__Entries shown__
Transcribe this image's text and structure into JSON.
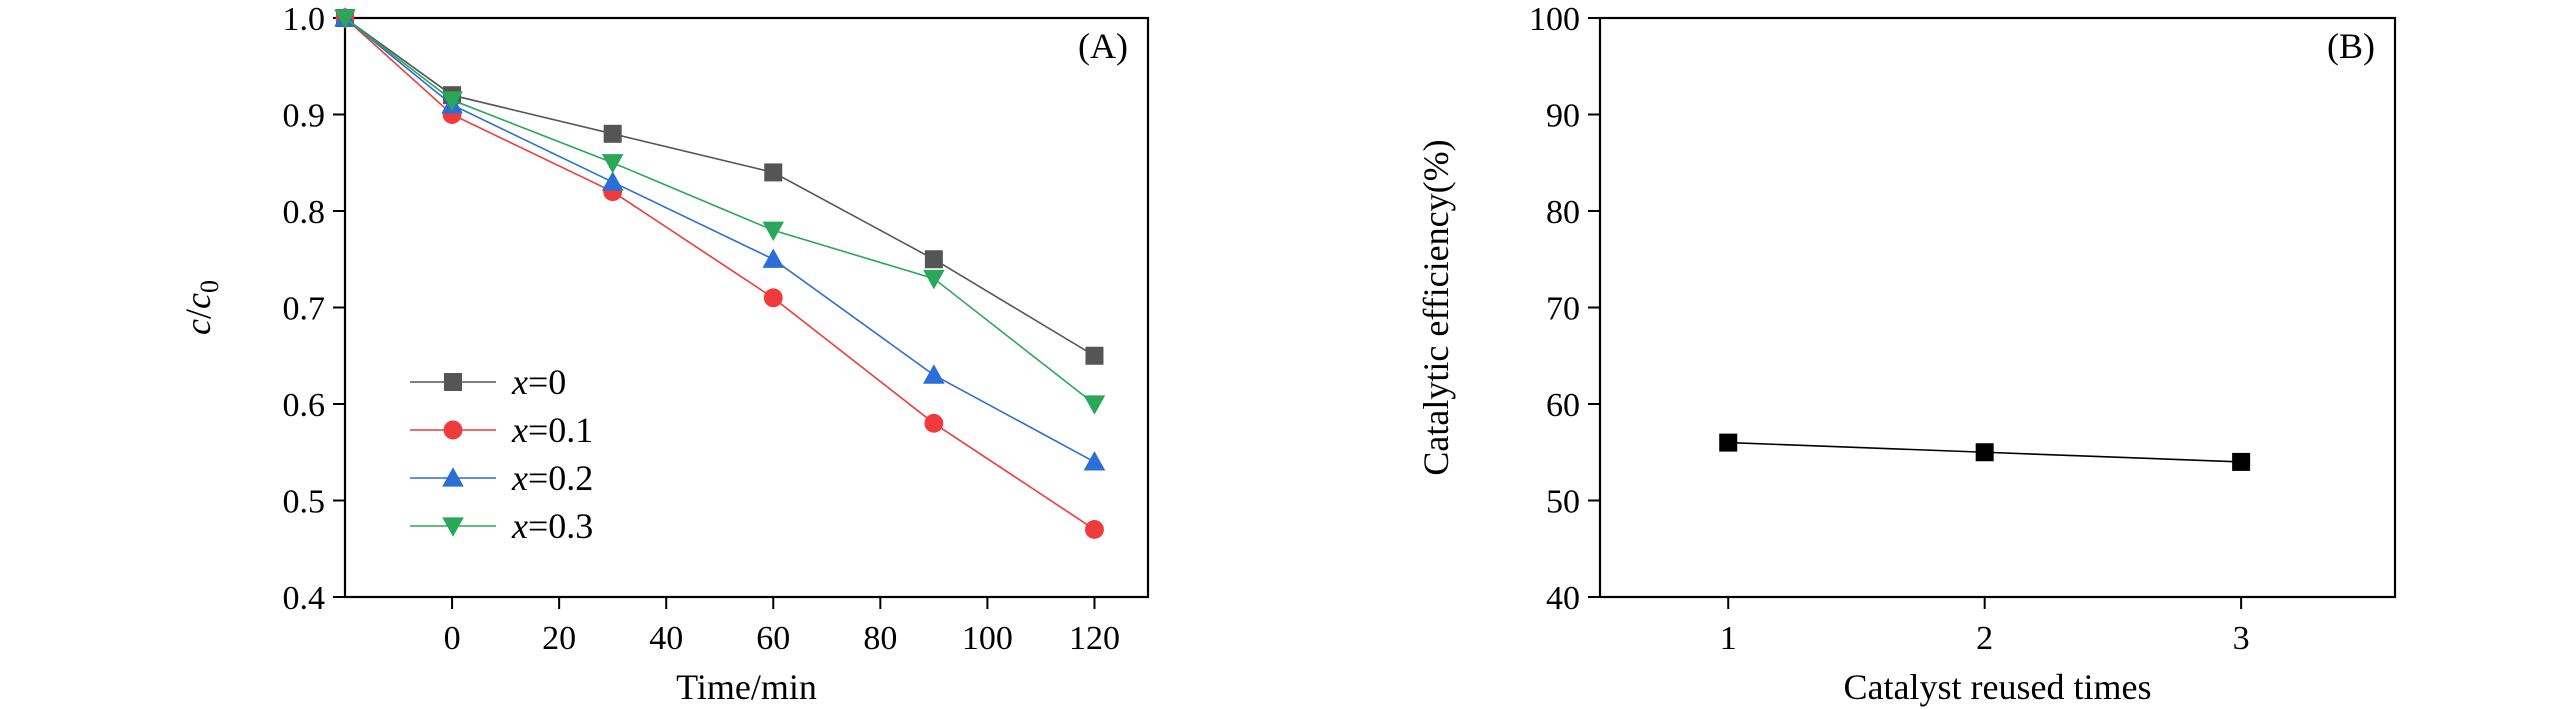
{
  "chart_data": [
    {
      "type": "line",
      "panel_label": "(A)",
      "xlabel": "Time/min",
      "ylabel": {
        "italic1": "c",
        "slash": "/",
        "italic2": "c",
        "sub": "0"
      },
      "xlim": [
        -20,
        130
      ],
      "ylim": [
        0.4,
        1.0
      ],
      "x_ticks": [
        0,
        20,
        40,
        60,
        80,
        100,
        120
      ],
      "x_tick_labels": [
        "0",
        "20",
        "40",
        "60",
        "80",
        "100",
        "120"
      ],
      "y_ticks": [
        0.4,
        0.5,
        0.6,
        0.7,
        0.8,
        0.9,
        1.0
      ],
      "y_tick_labels": [
        "0.4",
        "0.5",
        "0.6",
        "0.7",
        "0.8",
        "0.9",
        "1.0"
      ],
      "x": [
        -20,
        0,
        30,
        60,
        90,
        120
      ],
      "series": [
        {
          "name": "x=0",
          "name_var": "x",
          "name_value": "=0",
          "color": "#555555",
          "marker": "square",
          "values": [
            1.0,
            0.92,
            0.88,
            0.84,
            0.75,
            0.65
          ]
        },
        {
          "name": "x=0.1",
          "name_var": "x",
          "name_value": "=0.1",
          "color": "#ef3b3b",
          "marker": "circle",
          "values": [
            1.0,
            0.9,
            0.82,
            0.71,
            0.58,
            0.47
          ]
        },
        {
          "name": "x=0.2",
          "name_var": "x",
          "name_value": "=0.2",
          "color": "#2a6fd6",
          "marker": "triangle-up",
          "values": [
            1.0,
            0.91,
            0.83,
            0.75,
            0.63,
            0.54
          ]
        },
        {
          "name": "x=0.3",
          "name_var": "x",
          "name_value": "=0.3",
          "color": "#2aa85a",
          "marker": "triangle-down",
          "values": [
            1.0,
            0.915,
            0.85,
            0.78,
            0.73,
            0.6
          ]
        }
      ],
      "legend_position": "lower-left",
      "grid": false
    },
    {
      "type": "line",
      "panel_label": "(B)",
      "xlabel": "Catalyst reused times",
      "ylabel": "Catalytic efficiency(%)",
      "xlim": [
        0.5,
        3.6
      ],
      "ylim": [
        40,
        100
      ],
      "x_ticks": [
        1,
        2,
        3
      ],
      "x_tick_labels": [
        "1",
        "2",
        "3"
      ],
      "y_ticks": [
        40,
        50,
        60,
        70,
        80,
        90,
        100
      ],
      "y_tick_labels": [
        "40",
        "50",
        "60",
        "70",
        "80",
        "90",
        "100"
      ],
      "x": [
        1,
        2,
        3
      ],
      "series": [
        {
          "color": "#000000",
          "marker": "square",
          "values": [
            56,
            55,
            54
          ]
        }
      ],
      "grid": false
    }
  ]
}
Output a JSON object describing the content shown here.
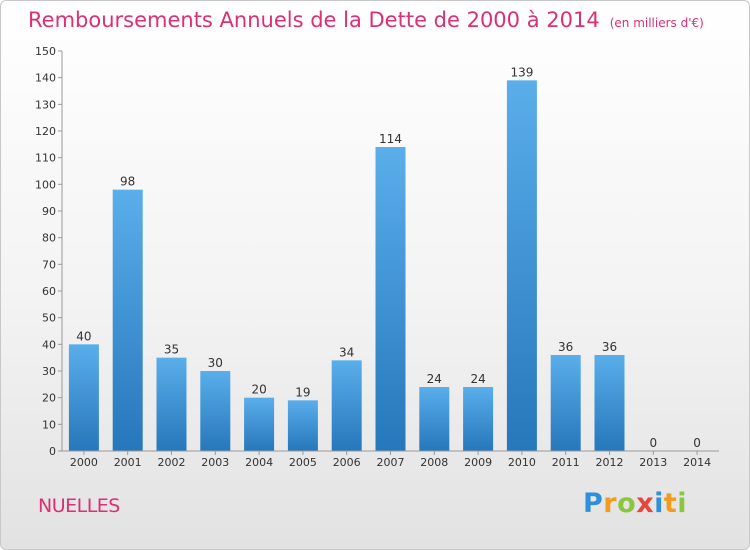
{
  "title": "Remboursements Annuels de la Dette de 2000 à 2014",
  "unit": "(en milliers d'€)",
  "commune": "NUELLES",
  "logo": {
    "letters": [
      "P",
      "r",
      "o",
      "x",
      "i",
      "t",
      "i"
    ],
    "colors": [
      "#2f8fd8",
      "#f29b1d",
      "#8cc63f",
      "#e9443d",
      "#2f8fd8",
      "#f29b1d",
      "#8cc63f"
    ]
  },
  "colors": {
    "bar_top": "#5aaeea",
    "bar_bottom": "#2677bb",
    "title": "#dc2f75"
  },
  "chart_data": {
    "type": "bar",
    "title": "Remboursements Annuels de la Dette de 2000 à 2014",
    "xlabel": "",
    "ylabel": "",
    "categories": [
      "2000",
      "2001",
      "2002",
      "2003",
      "2004",
      "2005",
      "2006",
      "2007",
      "2008",
      "2009",
      "2010",
      "2011",
      "2012",
      "2013",
      "2014"
    ],
    "values": [
      40,
      98,
      35,
      30,
      20,
      19,
      34,
      114,
      24,
      24,
      139,
      36,
      36,
      0,
      0
    ],
    "ylim": [
      0,
      150
    ],
    "yticks": [
      0,
      10,
      20,
      30,
      40,
      50,
      60,
      70,
      80,
      90,
      100,
      110,
      120,
      130,
      140,
      150
    ],
    "grid": false,
    "legend": "none"
  }
}
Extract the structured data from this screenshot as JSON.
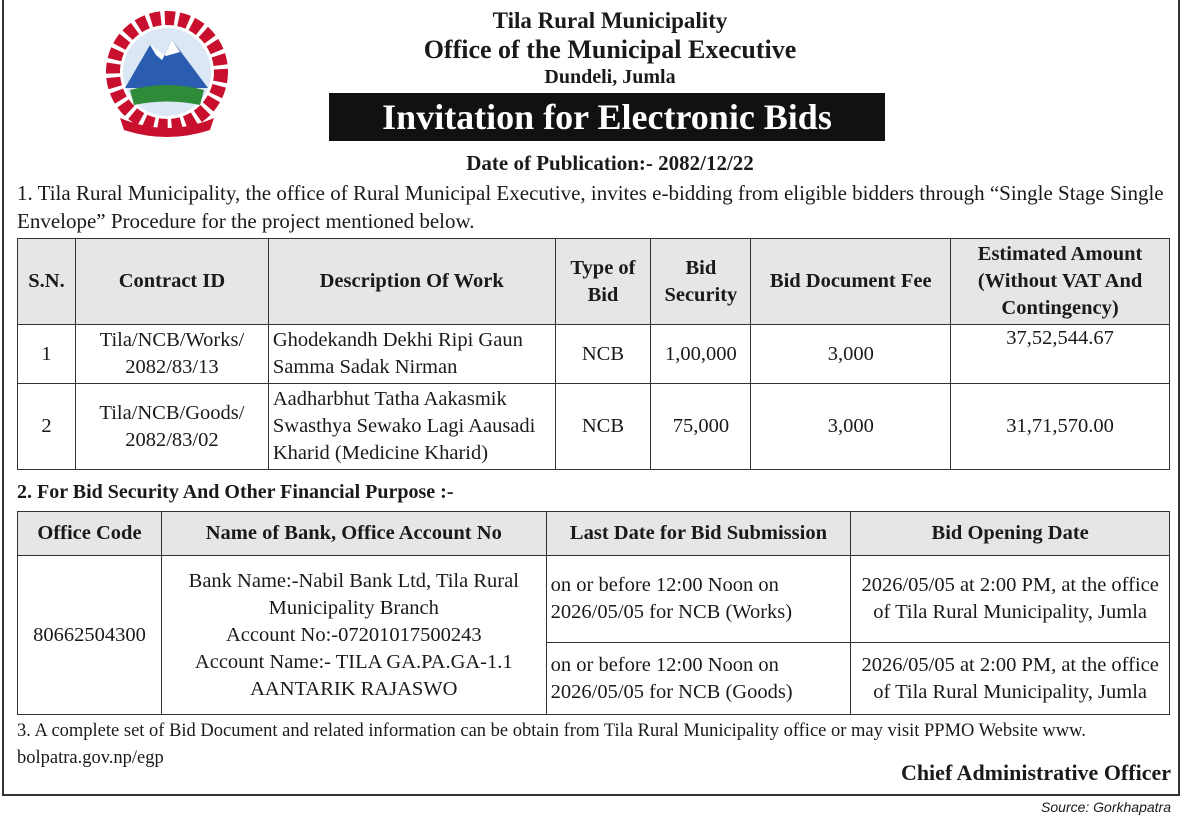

__Given problem__
Lines containing "marker" are to be counted. State the total and add nothing.

__Response to this task__
5